======== Listed entries ========

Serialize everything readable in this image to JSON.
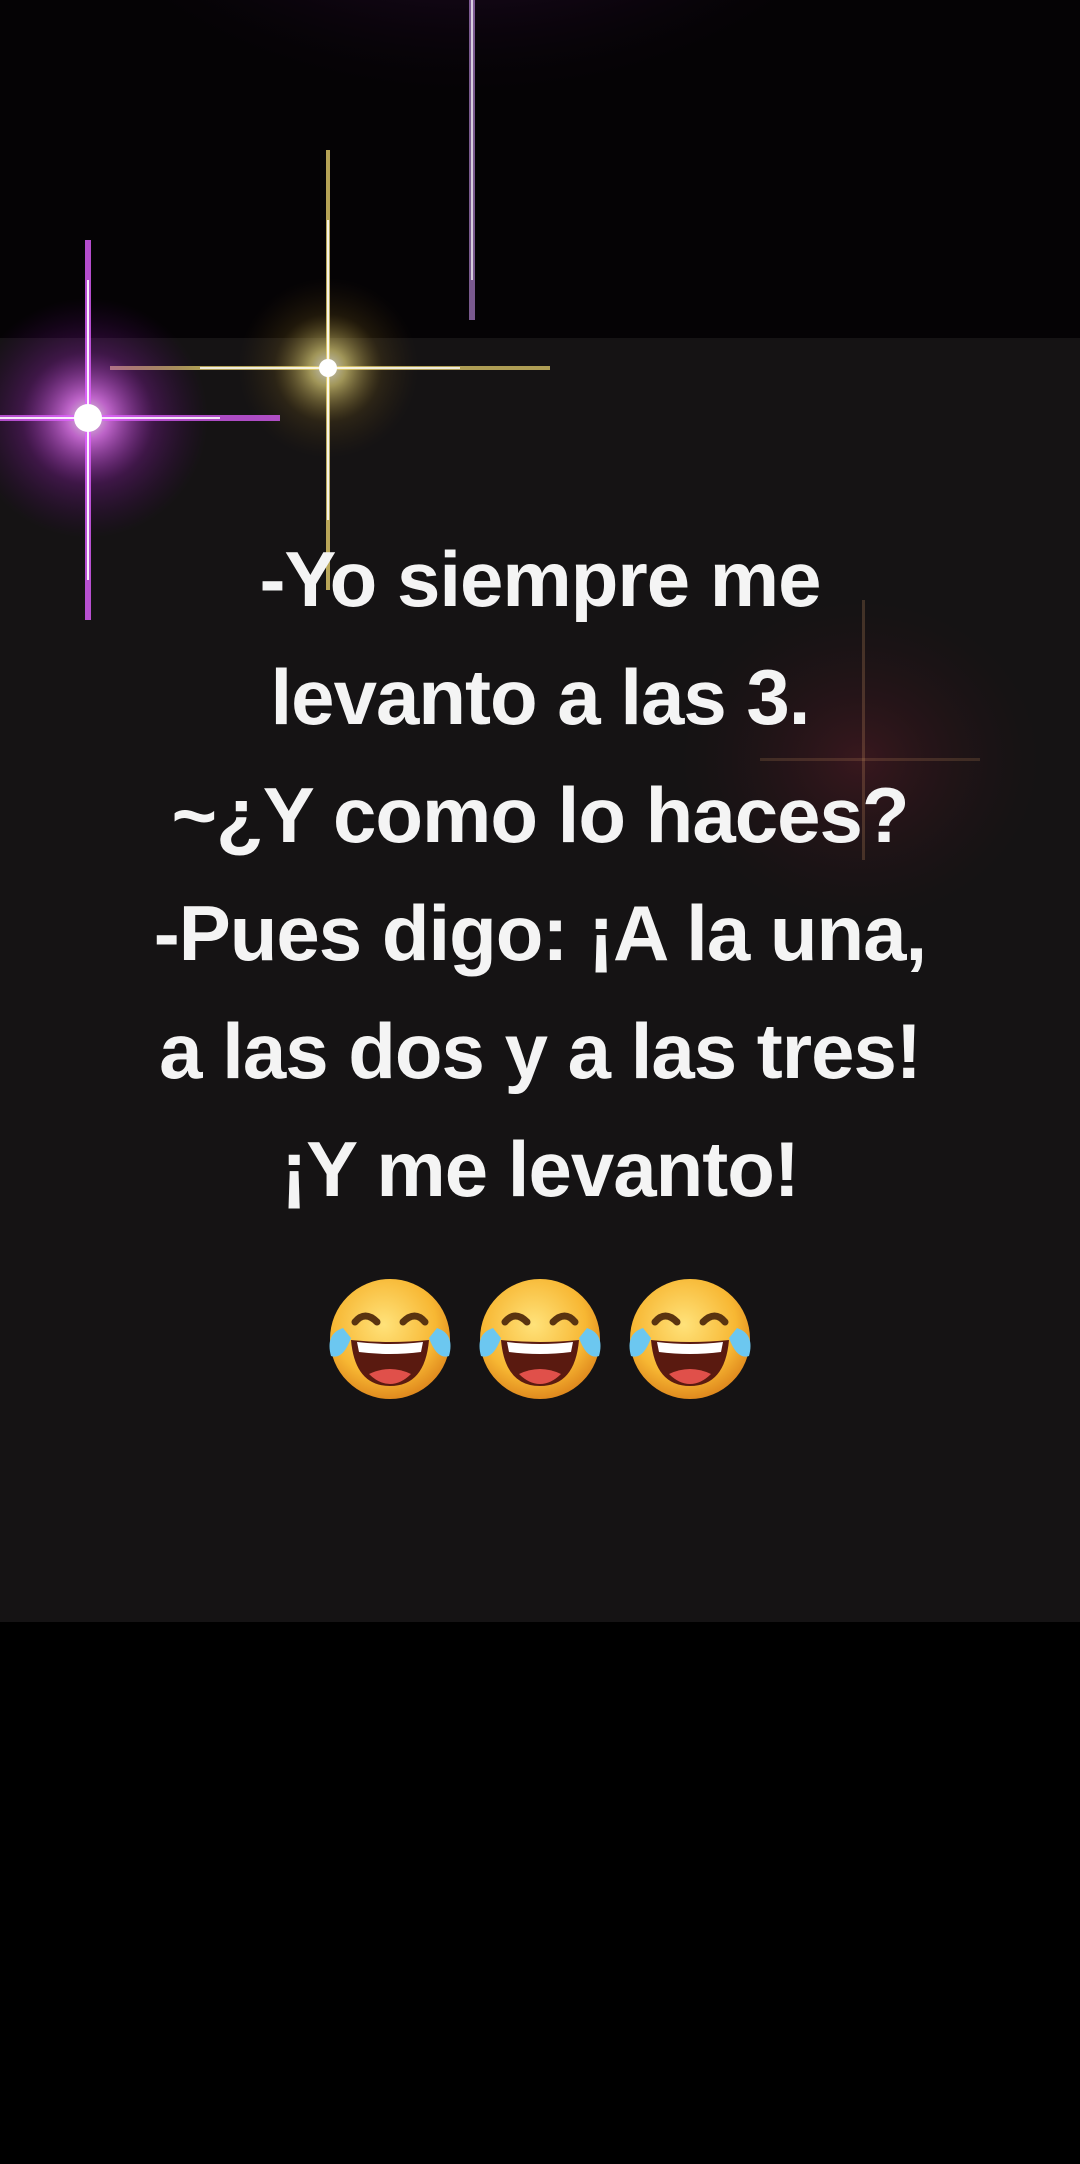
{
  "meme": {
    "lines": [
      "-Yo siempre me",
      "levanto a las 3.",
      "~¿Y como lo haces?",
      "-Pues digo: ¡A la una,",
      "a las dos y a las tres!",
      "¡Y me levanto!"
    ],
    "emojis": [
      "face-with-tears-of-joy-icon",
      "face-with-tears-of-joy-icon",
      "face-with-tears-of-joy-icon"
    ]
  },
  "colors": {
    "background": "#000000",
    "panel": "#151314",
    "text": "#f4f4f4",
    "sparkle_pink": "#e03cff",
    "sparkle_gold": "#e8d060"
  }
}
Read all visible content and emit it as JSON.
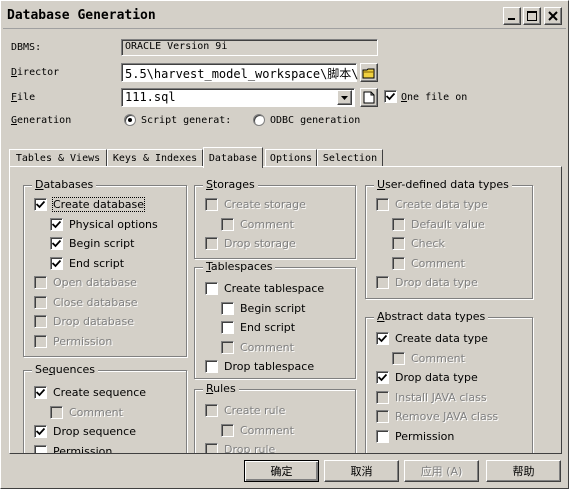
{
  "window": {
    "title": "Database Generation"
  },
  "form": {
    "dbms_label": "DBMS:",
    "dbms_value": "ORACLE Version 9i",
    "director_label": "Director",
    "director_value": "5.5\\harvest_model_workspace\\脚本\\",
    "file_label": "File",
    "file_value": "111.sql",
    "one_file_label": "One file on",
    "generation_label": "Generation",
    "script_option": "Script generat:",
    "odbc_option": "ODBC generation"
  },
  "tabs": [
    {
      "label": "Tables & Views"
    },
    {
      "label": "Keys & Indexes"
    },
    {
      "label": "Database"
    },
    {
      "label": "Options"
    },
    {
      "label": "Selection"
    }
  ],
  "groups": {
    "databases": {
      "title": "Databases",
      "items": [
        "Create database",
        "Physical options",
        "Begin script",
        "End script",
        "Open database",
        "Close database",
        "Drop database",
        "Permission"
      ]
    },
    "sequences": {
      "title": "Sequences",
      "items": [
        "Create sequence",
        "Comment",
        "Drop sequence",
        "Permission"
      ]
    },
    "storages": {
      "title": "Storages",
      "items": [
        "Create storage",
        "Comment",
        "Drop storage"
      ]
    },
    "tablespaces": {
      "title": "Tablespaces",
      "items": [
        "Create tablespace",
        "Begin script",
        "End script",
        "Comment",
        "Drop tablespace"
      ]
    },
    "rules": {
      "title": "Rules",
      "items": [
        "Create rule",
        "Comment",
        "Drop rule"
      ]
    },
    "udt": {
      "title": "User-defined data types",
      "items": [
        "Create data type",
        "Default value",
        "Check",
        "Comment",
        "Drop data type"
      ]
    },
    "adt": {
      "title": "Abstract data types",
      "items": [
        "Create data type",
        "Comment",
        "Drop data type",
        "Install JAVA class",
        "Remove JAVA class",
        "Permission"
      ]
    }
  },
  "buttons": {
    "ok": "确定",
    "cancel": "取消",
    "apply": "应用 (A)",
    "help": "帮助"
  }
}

========

Task to complete
Copy every line in the records above that contains the word "types".

The completed task
      "title": "User-defined data types",
      "title": "Abstract data types",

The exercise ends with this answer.